Provided information
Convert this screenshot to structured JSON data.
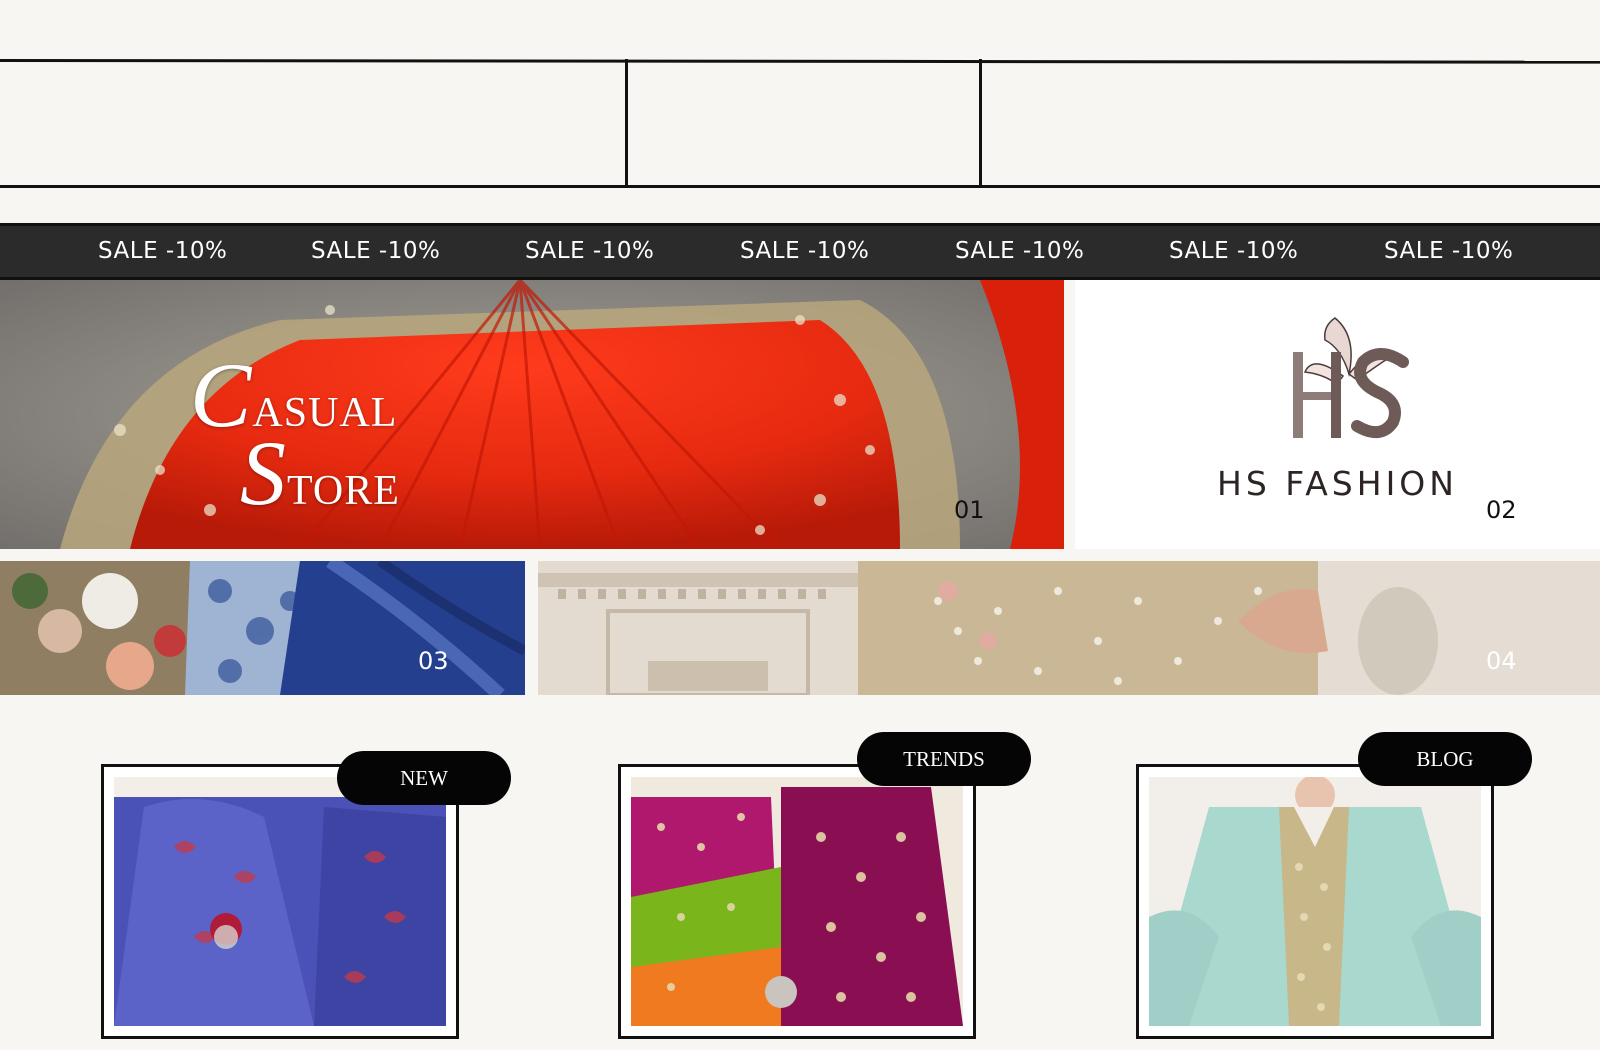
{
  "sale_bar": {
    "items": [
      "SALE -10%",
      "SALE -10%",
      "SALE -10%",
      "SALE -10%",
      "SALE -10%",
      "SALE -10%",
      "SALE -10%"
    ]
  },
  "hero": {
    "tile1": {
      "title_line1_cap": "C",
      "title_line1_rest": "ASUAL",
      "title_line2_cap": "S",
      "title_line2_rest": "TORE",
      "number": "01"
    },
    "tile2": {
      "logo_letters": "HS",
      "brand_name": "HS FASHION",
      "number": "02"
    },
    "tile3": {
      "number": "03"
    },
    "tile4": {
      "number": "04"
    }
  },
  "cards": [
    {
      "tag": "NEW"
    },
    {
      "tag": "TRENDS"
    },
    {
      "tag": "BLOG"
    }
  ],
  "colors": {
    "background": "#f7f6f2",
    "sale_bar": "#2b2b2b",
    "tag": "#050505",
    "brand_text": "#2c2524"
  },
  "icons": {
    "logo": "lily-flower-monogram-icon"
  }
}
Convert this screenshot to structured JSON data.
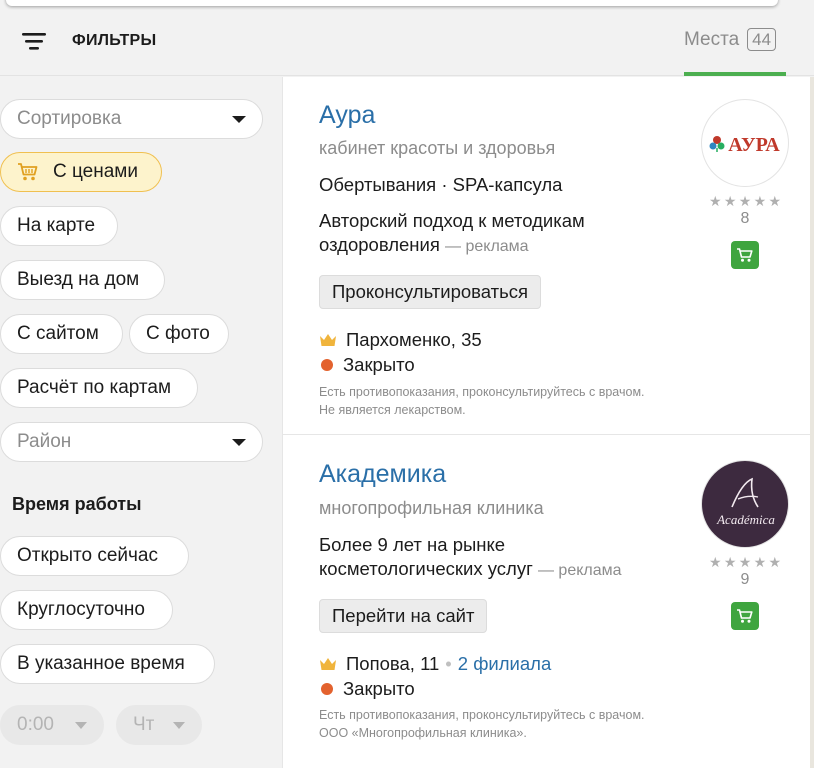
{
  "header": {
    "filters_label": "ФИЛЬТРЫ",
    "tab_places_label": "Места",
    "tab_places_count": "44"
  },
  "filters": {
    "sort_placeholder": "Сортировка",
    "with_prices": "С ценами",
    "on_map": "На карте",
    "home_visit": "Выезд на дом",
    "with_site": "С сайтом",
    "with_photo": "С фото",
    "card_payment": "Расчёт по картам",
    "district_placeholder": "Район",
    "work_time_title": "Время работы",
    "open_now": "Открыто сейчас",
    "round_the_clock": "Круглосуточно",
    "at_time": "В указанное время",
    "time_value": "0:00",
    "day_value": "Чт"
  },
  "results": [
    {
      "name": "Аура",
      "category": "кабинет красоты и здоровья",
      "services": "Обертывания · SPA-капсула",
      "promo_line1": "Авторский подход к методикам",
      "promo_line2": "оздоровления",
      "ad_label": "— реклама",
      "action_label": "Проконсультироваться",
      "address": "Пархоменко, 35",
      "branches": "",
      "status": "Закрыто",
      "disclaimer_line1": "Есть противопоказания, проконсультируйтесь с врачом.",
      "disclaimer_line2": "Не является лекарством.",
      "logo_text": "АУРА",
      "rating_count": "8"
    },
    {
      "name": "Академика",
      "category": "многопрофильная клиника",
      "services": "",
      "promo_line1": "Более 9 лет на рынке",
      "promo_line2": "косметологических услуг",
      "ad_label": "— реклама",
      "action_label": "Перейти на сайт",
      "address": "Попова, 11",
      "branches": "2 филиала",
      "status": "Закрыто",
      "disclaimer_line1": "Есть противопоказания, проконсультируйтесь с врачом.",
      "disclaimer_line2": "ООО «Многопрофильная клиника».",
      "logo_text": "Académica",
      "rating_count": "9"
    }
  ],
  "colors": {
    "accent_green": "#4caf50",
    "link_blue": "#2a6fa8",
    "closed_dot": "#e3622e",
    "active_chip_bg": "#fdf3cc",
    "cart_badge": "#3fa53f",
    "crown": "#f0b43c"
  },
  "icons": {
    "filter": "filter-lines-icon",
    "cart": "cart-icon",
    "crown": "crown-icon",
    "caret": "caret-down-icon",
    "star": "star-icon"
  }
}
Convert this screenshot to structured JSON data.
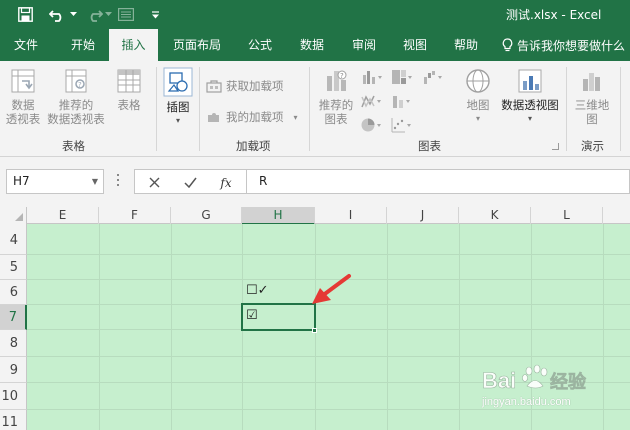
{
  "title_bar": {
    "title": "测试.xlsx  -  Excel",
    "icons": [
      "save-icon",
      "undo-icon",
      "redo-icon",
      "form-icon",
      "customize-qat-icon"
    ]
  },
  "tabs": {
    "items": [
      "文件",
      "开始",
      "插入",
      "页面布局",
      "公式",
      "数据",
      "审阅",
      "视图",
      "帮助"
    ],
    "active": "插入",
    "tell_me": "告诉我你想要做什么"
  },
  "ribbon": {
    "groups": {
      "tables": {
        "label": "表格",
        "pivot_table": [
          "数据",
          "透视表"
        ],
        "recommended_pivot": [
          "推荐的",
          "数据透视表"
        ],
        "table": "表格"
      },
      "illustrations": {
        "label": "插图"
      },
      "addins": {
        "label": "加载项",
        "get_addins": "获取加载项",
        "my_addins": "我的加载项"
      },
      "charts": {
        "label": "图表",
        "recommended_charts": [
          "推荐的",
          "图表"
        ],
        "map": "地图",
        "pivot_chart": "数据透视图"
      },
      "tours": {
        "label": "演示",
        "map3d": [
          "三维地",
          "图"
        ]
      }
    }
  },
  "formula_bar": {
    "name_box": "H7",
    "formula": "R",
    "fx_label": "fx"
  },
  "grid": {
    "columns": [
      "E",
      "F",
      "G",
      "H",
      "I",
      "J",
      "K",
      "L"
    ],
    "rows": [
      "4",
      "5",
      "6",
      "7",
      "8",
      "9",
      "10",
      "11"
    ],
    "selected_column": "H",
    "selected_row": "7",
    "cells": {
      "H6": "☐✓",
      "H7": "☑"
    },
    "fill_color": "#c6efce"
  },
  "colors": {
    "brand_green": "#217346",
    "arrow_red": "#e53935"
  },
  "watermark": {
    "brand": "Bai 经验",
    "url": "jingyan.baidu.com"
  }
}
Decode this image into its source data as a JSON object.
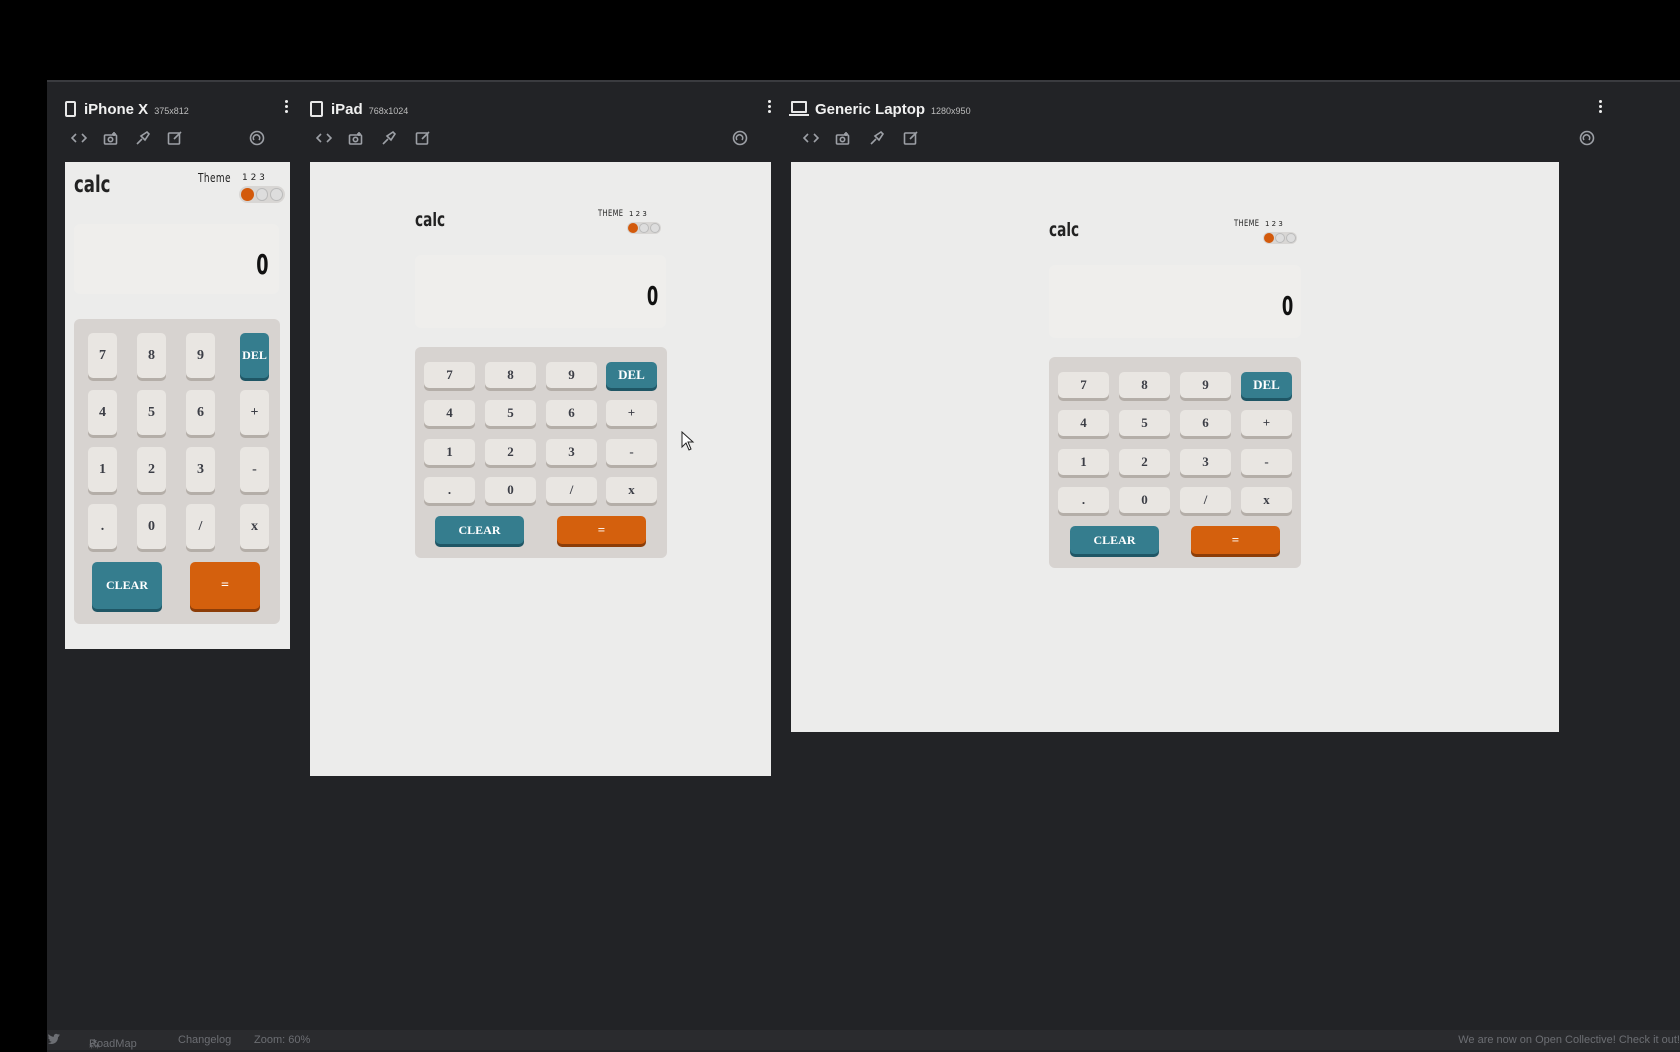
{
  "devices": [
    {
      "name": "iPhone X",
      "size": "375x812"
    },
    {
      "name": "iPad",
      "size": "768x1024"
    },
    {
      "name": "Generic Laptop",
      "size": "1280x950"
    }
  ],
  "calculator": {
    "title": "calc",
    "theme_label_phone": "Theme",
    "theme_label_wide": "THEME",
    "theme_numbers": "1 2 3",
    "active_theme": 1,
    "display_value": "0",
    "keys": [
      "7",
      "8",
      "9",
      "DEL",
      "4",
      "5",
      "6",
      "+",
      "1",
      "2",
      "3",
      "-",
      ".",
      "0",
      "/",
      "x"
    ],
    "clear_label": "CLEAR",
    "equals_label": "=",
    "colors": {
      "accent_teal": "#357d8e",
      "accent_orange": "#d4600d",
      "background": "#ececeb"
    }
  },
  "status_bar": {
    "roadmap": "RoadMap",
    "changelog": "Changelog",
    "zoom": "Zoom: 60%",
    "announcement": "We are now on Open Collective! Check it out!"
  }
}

Task goal
Every record above should come back exactly, but without its pictures.

Result for this exercise
Convert this screenshot to structured JSON data.
{
  "sale_bar": {
    "items": [
      "SALE -10%",
      "SALE -10%",
      "SALE -10%",
      "SALE -10%",
      "SALE -10%",
      "SALE -10%",
      "SALE -10%"
    ]
  },
  "hero": {
    "tile1": {
      "title_line1_cap": "C",
      "title_line1_rest": "ASUAL",
      "title_line2_cap": "S",
      "title_line2_rest": "TORE",
      "number": "01"
    },
    "tile2": {
      "logo_letters": "HS",
      "brand_name": "HS FASHION",
      "number": "02"
    },
    "tile3": {
      "number": "03"
    },
    "tile4": {
      "number": "04"
    }
  },
  "cards": [
    {
      "tag": "NEW"
    },
    {
      "tag": "TRENDS"
    },
    {
      "tag": "BLOG"
    }
  ],
  "colors": {
    "background": "#f7f6f2",
    "sale_bar": "#2b2b2b",
    "tag": "#050505",
    "brand_text": "#2c2524"
  },
  "icons": {
    "logo": "lily-flower-monogram-icon"
  }
}
Convert this screenshot to structured JSON data.
{
  "header": {
    "filters_label": "ФИЛЬТРЫ",
    "tab_places_label": "Места",
    "tab_places_count": "44"
  },
  "filters": {
    "sort_placeholder": "Сортировка",
    "with_prices": "С ценами",
    "on_map": "На карте",
    "home_visit": "Выезд на дом",
    "with_site": "С сайтом",
    "with_photo": "С фото",
    "card_payment": "Расчёт по картам",
    "district_placeholder": "Район",
    "work_time_title": "Время работы",
    "open_now": "Открыто сейчас",
    "round_the_clock": "Круглосуточно",
    "at_time": "В указанное время",
    "time_value": "0:00",
    "day_value": "Чт"
  },
  "results": [
    {
      "name": "Аура",
      "category": "кабинет красоты и здоровья",
      "services": "Обертывания · SPA-капсула",
      "promo_line1": "Авторский подход к методикам",
      "promo_line2": "оздоровления",
      "ad_label": "— реклама",
      "action_label": "Проконсультироваться",
      "address": "Пархоменко, 35",
      "branches": "",
      "status": "Закрыто",
      "disclaimer_line1": "Есть противопоказания, проконсультируйтесь с врачом.",
      "disclaimer_line2": "Не является лекарством.",
      "logo_text": "АУРА",
      "rating_count": "8"
    },
    {
      "name": "Академика",
      "category": "многопрофильная клиника",
      "services": "",
      "promo_line1": "Более 9 лет на рынке",
      "promo_line2": "косметологических услуг",
      "ad_label": "— реклама",
      "action_label": "Перейти на сайт",
      "address": "Попова, 11",
      "branches": "2 филиала",
      "status": "Закрыто",
      "disclaimer_line1": "Есть противопоказания, проконсультируйтесь с врачом.",
      "disclaimer_line2": "ООО «Многопрофильная клиника».",
      "logo_text": "Académica",
      "rating_count": "9"
    }
  ],
  "colors": {
    "accent_green": "#4caf50",
    "link_blue": "#2a6fa8",
    "closed_dot": "#e3622e",
    "active_chip_bg": "#fdf3cc",
    "cart_badge": "#3fa53f",
    "crown": "#f0b43c"
  },
  "icons": {
    "filter": "filter-lines-icon",
    "cart": "cart-icon",
    "crown": "crown-icon",
    "caret": "caret-down-icon",
    "star": "star-icon"
  }
}
Convert this screenshot to structured JSON data.
{
  "title_bar": {
    "title": "测试.xlsx  -  Excel",
    "icons": [
      "save-icon",
      "undo-icon",
      "redo-icon",
      "form-icon",
      "customize-qat-icon"
    ]
  },
  "tabs": {
    "items": [
      "文件",
      "开始",
      "插入",
      "页面布局",
      "公式",
      "数据",
      "审阅",
      "视图",
      "帮助"
    ],
    "active": "插入",
    "tell_me": "告诉我你想要做什么"
  },
  "ribbon": {
    "groups": {
      "tables": {
        "label": "表格",
        "pivot_table": [
          "数据",
          "透视表"
        ],
        "recommended_pivot": [
          "推荐的",
          "数据透视表"
        ],
        "table": "表格"
      },
      "illustrations": {
        "label": "插图"
      },
      "addins": {
        "label": "加载项",
        "get_addins": "获取加载项",
        "my_addins": "我的加载项"
      },
      "charts": {
        "label": "图表",
        "recommended_charts": [
          "推荐的",
          "图表"
        ],
        "map": "地图",
        "pivot_chart": "数据透视图"
      },
      "tours": {
        "label": "演示",
        "map3d": [
          "三维地",
          "图"
        ]
      }
    }
  },
  "formula_bar": {
    "name_box": "H7",
    "formula": "R",
    "fx_label": "fx"
  },
  "grid": {
    "columns": [
      "E",
      "F",
      "G",
      "H",
      "I",
      "J",
      "K",
      "L"
    ],
    "rows": [
      "4",
      "5",
      "6",
      "7",
      "8",
      "9",
      "10",
      "11"
    ],
    "selected_column": "H",
    "selected_row": "7",
    "cells": {
      "H6": "☐✓",
      "H7": "☑"
    },
    "fill_color": "#c6efce"
  },
  "colors": {
    "brand_green": "#217346",
    "arrow_red": "#e53935"
  },
  "watermark": {
    "brand": "Bai 经验",
    "url": "jingyan.baidu.com"
  }
}
Decode this image into its source data as a JSON object.
{
  "devices": [
    {
      "name": "iPhone X",
      "size": "375x812"
    },
    {
      "name": "iPad",
      "size": "768x1024"
    },
    {
      "name": "Generic Laptop",
      "size": "1280x950"
    }
  ],
  "calculator": {
    "title": "calc",
    "theme_label_phone": "Theme",
    "theme_label_wide": "THEME",
    "theme_numbers": "1 2 3",
    "active_theme": 1,
    "display_value": "0",
    "keys": [
      "7",
      "8",
      "9",
      "DEL",
      "4",
      "5",
      "6",
      "+",
      "1",
      "2",
      "3",
      "-",
      ".",
      "0",
      "/",
      "x"
    ],
    "clear_label": "CLEAR",
    "equals_label": "=",
    "colors": {
      "accent_teal": "#357d8e",
      "accent_orange": "#d4600d",
      "background": "#ececeb"
    }
  },
  "status_bar": {
    "roadmap": "RoadMap",
    "changelog": "Changelog",
    "zoom": "Zoom: 60%",
    "announcement": "We are now on Open Collective! Check it out!"
  }
}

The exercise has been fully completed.